--- Data for the task ---

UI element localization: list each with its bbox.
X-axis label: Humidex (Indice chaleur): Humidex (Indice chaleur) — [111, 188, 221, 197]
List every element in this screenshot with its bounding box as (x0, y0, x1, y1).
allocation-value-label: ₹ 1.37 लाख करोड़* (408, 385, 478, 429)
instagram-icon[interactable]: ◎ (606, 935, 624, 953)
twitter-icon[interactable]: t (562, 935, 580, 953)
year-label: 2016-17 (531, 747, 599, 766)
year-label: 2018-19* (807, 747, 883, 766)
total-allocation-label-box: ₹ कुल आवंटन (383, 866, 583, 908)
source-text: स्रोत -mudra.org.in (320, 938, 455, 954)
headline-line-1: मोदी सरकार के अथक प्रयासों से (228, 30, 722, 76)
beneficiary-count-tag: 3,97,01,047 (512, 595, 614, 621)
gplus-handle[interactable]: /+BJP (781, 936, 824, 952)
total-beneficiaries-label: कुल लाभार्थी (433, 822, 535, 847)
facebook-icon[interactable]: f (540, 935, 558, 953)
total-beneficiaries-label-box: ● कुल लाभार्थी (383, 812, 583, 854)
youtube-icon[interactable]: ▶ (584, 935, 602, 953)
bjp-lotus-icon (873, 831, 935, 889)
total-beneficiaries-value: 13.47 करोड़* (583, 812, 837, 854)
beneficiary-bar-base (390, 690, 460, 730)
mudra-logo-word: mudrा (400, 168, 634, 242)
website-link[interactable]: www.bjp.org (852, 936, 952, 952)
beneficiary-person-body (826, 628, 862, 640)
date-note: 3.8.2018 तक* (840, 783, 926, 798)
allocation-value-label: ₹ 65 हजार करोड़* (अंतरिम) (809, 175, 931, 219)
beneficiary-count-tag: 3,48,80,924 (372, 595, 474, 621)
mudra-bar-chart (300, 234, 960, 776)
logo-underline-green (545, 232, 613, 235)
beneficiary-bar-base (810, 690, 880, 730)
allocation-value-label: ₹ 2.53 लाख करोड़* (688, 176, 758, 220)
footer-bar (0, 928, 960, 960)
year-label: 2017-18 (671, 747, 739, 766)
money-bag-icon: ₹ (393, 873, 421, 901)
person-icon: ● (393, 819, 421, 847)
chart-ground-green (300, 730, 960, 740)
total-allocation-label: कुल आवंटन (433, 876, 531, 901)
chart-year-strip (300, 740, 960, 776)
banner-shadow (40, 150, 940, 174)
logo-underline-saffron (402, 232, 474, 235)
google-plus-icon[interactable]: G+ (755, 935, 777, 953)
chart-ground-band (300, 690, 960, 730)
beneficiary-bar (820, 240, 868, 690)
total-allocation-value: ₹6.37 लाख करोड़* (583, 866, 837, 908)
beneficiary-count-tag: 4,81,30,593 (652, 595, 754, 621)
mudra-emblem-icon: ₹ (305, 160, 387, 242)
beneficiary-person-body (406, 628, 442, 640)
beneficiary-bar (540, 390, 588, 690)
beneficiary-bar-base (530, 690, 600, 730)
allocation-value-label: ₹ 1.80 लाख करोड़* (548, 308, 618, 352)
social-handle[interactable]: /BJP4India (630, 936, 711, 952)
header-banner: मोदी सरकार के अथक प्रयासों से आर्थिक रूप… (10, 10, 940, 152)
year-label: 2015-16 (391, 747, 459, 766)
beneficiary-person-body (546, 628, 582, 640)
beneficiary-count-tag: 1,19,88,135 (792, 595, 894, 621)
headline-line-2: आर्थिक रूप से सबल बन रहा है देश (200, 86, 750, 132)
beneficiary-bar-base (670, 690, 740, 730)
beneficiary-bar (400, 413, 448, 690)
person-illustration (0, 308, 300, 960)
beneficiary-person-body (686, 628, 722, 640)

---

Could you put each line of the material above into a JSON list of strings, one string per line, leaving out any blank lines?

Exercise output:
[
  "UI element localization: list each with its bbox.",
  "X-axis label: Humidex (Indice chaleur): Humidex (Indice chaleur) — [111, 188, 221, 197]",
  "List every element in this screenshot with its bounding box as (x0, y0, x1, y1).",
  "allocation-value-label: ₹ 1.37 लाख करोड़* (408, 385, 478, 429)",
  "instagram-icon[interactable]: ◎ (606, 935, 624, 953)",
  "twitter-icon[interactable]: t (562, 935, 580, 953)",
  "year-label: 2016-17 (531, 747, 599, 766)",
  "year-label: 2018-19* (807, 747, 883, 766)",
  "total-allocation-label-box: ₹ कुल आवंटन (383, 866, 583, 908)",
  "source-text: स्रोत -mudra.org.in (320, 938, 455, 954)",
  "headline-line-1: मोदी सरकार के अथक प्रयासों से (228, 30, 722, 76)",
  "beneficiary-count-tag: 3,97,01,047 (512, 595, 614, 621)",
  "gplus-handle[interactable]: /+BJP (781, 936, 824, 952)",
  "total-beneficiaries-label: कुल लाभार्थी (433, 822, 535, 847)",
  "facebook-icon[interactable]: f (540, 935, 558, 953)",
  "total-beneficiaries-label-box: ● कुल लाभार्थी (383, 812, 583, 854)",
  "youtube-icon[interactable]: ▶ (584, 935, 602, 953)",
  "bjp-lotus-icon (873, 831, 935, 889)",
  "total-beneficiaries-value: 13.47 करोड़* (583, 812, 837, 854)",
  "beneficiary-bar-base (390, 690, 460, 730)",
  "mudra-logo-word: mudrा (400, 168, 634, 242)",
  "website-link[interactable]: www.bjp.org (852, 936, 952, 952)",
  "beneficiary-person-body (826, 628, 862, 640)",
  "date-note: 3.8.2018 तक* (840, 783, 926, 798)",
  "allocation-value-label: ₹ 65 हजार करोड़* (अंतरिम) (809, 175, 931, 219)",
  "beneficiary-count-tag: 3,48,80,924 (372, 595, 474, 621)",
  "mudra-bar-chart (300, 234, 960, 776)",
  "logo-underline-green (545, 232, 613, 235)",
  "beneficiary-bar-base (810, 690, 880, 730)",
  "allocation-value-label: ₹ 2.53 लाख करोड़* (688, 176, 758, 220)",
  "footer-bar (0, 928, 960, 960)",
  "year-label: 2017-18 (671, 747, 739, 766)",
  "money-bag-icon: ₹ (393, 873, 421, 901)",
  "person-icon: ● (393, 819, 421, 847)",
  "chart-ground-green (300, 730, 960, 740)",
  "total-allocation-label: कुल आवंटन (433, 876, 531, 901)",
  "chart-year-strip (300, 740, 960, 776)",
  "banner-shadow (40, 150, 940, 174)",
  "logo-underline-saffron (402, 232, 474, 235)",
  "google-plus-icon[interactable]: G+ (755, 935, 777, 953)",
  "chart-ground-band (300, 690, 960, 730)",
  "beneficiary-bar (820, 240, 868, 690)",
  "total-allocation-value: ₹6.37 लाख करोड़* (583, 866, 837, 908)",
  "beneficiary-count-tag: 4,81,30,593 (652, 595, 754, 621)",
  "mudra-emblem-icon: ₹ (305, 160, 387, 242)",
  "beneficiary-person-body (406, 628, 442, 640)",
  "beneficiary-bar (540, 390, 588, 690)",
  "beneficiary-bar-base (530, 690, 600, 730)",
  "allocation-value-label: ₹ 1.80 लाख करोड़* (548, 308, 618, 352)",
  "social-handle[interactable]: /BJP4India (630, 936, 711, 952)",
  "header-banner: मोदी सरकार के अथक प्रयासों से आर्थिक रूप… (10, 10, 940, 152)",
  "year-label: 2015-16 (391, 747, 459, 766)",
  "beneficiary-person-body (546, 628, 582, 640)",
  "beneficiary-count-tag: 1,19,88,135 (792, 595, 894, 621)",
  "headline-line-2: आर्थिक रूप से सबल बन रहा है देश (200, 86, 750, 132)",
  "beneficiary-bar-base (670, 690, 740, 730)",
  "beneficiary-bar (400, 413, 448, 690)",
  "person-illustration (0, 308, 300, 960)",
  "beneficiary-person-body (686, 628, 722, 640)"
]